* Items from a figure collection
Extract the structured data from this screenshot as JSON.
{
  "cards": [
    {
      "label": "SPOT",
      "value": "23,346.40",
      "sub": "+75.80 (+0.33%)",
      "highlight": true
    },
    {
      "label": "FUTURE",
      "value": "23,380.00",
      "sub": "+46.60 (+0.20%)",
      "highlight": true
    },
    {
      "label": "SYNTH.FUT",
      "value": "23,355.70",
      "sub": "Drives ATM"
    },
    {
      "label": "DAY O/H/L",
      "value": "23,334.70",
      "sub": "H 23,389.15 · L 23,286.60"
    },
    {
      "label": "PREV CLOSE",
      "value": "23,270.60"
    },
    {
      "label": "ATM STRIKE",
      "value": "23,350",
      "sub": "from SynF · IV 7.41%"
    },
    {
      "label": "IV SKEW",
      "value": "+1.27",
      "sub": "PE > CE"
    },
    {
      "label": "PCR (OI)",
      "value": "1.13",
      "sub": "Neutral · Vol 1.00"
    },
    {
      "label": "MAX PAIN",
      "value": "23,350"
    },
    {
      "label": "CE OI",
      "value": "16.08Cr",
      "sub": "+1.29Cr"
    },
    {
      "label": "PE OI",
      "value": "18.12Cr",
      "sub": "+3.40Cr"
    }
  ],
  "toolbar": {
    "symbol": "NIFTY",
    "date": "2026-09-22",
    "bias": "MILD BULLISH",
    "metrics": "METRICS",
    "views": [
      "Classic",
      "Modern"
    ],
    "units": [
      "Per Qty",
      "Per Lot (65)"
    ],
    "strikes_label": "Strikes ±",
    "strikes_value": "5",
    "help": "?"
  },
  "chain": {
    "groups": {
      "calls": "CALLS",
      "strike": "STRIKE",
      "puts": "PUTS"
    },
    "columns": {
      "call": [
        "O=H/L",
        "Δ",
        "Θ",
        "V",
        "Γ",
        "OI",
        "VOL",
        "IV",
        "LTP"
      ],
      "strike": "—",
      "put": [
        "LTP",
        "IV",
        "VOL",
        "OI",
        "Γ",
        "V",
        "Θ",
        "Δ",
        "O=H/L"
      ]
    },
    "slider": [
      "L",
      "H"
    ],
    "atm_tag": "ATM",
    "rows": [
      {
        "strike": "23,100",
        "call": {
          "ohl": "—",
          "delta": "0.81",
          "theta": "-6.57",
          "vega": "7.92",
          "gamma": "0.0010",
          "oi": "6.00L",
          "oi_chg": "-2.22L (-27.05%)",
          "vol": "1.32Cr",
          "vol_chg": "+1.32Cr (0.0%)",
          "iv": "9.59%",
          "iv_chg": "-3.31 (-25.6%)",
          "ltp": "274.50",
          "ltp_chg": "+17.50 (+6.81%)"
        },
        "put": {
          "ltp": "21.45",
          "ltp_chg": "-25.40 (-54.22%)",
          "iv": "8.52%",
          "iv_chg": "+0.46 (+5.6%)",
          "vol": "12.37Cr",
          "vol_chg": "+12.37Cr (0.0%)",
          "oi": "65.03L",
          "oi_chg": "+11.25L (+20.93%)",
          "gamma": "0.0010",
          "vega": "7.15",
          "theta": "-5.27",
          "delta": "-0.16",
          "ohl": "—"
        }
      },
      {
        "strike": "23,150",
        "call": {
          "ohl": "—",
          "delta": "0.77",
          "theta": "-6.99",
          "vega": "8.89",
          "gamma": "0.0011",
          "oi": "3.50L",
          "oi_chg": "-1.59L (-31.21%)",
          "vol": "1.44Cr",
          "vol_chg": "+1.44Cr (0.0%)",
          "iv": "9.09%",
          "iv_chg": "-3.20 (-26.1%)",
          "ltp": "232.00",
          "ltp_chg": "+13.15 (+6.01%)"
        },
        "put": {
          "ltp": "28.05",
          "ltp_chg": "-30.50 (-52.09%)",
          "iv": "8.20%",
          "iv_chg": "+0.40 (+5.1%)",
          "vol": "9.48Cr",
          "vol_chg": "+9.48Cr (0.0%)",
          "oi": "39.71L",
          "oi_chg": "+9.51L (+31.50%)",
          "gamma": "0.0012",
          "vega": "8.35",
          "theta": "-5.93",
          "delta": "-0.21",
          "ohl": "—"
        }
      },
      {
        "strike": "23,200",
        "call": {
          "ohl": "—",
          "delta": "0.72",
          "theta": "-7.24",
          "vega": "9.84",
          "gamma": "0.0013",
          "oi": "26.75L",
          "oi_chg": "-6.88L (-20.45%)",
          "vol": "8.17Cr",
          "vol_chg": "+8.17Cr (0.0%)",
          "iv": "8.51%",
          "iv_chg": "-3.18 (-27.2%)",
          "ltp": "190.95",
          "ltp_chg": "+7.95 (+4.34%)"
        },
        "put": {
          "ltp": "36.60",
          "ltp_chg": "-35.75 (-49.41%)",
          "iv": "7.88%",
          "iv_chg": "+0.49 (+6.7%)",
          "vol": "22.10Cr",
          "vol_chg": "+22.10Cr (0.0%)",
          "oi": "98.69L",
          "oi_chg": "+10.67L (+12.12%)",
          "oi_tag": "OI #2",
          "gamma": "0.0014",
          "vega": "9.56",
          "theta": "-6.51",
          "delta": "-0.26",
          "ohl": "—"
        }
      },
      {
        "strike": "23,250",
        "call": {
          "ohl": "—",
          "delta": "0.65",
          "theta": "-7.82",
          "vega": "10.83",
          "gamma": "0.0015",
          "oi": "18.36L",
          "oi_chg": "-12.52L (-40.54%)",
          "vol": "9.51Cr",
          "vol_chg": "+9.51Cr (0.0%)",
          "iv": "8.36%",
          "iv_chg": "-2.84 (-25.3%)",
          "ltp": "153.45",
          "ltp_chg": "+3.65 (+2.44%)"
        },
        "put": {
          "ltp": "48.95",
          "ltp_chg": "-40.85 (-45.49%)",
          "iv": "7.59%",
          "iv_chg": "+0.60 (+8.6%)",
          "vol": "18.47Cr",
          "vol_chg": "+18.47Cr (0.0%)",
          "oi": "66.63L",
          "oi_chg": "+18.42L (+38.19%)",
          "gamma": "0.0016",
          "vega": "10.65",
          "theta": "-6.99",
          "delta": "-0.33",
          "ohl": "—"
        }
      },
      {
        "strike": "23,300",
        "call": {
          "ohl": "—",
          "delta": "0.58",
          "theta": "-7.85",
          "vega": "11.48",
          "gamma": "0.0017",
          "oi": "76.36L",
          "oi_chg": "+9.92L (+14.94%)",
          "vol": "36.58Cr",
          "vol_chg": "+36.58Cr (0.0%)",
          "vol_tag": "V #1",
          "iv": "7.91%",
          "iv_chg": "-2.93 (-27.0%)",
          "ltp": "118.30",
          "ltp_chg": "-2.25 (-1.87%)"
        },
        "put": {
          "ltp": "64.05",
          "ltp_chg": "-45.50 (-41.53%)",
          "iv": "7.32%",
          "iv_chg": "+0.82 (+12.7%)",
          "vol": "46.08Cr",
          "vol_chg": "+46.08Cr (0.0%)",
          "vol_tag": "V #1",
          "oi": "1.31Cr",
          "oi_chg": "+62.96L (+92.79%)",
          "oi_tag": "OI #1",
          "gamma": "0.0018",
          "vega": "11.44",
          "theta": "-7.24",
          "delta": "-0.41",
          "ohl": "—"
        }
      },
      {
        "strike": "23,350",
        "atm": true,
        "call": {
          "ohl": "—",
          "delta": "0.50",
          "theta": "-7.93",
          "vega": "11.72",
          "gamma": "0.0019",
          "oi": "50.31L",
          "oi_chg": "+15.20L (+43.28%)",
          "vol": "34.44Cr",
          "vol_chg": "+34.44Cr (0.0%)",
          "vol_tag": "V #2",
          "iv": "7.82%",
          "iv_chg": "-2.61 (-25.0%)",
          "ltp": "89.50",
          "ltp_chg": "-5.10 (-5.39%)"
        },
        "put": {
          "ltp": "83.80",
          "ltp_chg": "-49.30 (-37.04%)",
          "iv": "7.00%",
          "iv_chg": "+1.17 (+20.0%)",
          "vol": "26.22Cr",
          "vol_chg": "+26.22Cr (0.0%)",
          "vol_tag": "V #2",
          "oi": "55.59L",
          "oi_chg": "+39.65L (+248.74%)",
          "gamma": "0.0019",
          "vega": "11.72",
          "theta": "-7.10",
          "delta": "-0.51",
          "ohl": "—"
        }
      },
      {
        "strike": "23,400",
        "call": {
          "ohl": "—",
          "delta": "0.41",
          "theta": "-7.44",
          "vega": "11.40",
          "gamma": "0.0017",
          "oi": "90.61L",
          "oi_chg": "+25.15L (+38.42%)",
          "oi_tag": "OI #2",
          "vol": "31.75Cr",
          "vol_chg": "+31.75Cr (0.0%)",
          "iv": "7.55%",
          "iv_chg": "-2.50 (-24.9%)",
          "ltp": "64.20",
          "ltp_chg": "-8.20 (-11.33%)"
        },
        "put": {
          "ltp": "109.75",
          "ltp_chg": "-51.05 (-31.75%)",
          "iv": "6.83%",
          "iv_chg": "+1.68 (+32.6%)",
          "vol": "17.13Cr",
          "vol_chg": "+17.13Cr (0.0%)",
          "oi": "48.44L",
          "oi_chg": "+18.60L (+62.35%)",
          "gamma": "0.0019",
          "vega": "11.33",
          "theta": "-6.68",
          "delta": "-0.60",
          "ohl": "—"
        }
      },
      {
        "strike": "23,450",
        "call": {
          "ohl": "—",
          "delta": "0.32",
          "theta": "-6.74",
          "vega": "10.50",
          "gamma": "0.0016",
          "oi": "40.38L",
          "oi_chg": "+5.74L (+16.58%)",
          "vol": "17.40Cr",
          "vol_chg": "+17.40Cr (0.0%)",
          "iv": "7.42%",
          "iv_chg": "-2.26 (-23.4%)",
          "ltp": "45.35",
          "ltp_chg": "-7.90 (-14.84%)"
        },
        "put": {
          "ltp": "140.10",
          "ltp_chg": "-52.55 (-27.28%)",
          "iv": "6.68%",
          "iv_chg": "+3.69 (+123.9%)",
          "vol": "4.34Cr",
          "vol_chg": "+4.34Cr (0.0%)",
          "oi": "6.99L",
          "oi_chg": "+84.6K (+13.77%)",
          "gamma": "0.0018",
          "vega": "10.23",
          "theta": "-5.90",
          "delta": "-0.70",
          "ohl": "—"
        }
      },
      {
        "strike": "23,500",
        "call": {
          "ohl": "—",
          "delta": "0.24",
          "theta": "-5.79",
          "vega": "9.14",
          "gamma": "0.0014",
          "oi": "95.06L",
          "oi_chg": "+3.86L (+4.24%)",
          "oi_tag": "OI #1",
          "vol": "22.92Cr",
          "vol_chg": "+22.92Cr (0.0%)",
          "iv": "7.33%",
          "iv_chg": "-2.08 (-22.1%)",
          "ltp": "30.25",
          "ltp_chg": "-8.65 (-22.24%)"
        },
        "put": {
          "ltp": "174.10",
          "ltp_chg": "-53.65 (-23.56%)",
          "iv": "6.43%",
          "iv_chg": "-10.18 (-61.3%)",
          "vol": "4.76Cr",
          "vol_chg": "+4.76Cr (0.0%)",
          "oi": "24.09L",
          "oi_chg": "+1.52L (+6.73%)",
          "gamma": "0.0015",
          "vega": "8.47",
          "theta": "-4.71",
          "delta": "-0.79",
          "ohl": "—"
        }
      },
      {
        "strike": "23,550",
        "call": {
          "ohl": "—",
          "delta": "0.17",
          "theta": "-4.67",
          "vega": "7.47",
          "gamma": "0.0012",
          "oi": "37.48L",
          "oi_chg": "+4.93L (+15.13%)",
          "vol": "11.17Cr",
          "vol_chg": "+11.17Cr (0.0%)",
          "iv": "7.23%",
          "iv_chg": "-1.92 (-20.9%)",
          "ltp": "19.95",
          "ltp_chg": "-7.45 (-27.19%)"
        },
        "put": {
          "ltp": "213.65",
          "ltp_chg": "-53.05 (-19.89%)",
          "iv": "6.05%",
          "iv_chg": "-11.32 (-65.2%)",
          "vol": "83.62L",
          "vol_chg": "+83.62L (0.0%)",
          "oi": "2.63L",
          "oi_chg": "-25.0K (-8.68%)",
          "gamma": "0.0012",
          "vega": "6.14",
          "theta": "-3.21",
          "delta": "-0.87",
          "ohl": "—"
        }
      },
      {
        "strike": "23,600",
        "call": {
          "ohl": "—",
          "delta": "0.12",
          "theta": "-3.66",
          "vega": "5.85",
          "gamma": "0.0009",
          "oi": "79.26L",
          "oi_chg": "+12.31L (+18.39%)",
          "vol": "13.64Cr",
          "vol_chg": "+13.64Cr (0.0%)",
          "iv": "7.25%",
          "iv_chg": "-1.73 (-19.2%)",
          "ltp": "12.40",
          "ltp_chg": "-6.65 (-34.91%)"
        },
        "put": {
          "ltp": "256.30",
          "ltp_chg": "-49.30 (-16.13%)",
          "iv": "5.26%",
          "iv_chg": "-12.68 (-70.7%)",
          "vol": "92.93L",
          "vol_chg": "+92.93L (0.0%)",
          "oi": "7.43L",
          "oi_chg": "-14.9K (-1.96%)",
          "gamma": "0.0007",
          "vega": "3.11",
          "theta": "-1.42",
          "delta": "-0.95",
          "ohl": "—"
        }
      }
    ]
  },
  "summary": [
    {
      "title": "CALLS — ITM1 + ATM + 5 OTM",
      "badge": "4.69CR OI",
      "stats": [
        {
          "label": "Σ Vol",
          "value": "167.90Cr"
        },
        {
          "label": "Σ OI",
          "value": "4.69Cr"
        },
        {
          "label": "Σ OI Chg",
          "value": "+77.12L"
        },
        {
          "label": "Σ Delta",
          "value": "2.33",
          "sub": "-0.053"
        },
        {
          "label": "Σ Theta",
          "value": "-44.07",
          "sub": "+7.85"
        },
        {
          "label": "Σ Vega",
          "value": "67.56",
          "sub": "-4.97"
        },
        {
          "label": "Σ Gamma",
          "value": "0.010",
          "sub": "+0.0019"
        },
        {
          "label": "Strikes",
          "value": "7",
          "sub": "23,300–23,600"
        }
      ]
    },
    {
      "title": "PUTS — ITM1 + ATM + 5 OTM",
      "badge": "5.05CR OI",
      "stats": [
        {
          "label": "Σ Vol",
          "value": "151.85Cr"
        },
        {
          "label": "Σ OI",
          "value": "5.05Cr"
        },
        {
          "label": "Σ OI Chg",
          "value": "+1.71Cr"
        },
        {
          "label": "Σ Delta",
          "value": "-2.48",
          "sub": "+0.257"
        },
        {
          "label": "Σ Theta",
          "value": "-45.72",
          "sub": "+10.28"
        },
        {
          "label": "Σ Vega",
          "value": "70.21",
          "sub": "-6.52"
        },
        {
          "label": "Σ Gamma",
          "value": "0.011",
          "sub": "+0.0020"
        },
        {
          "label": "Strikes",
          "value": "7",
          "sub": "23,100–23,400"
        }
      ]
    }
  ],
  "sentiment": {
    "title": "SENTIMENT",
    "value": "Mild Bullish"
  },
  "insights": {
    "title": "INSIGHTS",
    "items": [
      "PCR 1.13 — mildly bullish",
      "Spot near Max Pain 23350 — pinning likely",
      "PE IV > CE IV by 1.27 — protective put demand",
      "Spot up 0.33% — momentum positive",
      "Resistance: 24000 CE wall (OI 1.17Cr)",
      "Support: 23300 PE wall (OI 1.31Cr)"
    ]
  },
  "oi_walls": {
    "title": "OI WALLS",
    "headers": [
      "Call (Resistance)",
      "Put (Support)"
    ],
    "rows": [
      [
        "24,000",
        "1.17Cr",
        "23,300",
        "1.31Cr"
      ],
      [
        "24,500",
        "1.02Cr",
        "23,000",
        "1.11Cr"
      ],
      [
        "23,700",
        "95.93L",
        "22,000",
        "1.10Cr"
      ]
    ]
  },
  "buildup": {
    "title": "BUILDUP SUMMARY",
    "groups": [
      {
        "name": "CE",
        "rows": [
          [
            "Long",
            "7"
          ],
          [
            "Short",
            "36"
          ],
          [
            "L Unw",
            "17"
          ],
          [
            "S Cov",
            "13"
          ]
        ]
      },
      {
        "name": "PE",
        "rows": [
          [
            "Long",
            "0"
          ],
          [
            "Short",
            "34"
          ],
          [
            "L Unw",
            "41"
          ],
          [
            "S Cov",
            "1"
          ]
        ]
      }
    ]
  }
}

* Given exercise
Search the lines for "Support". Copy each line that has it.

* Finished task
      "Support: 23300 PE wall (OI 1.31Cr)"
      "Put (Support)"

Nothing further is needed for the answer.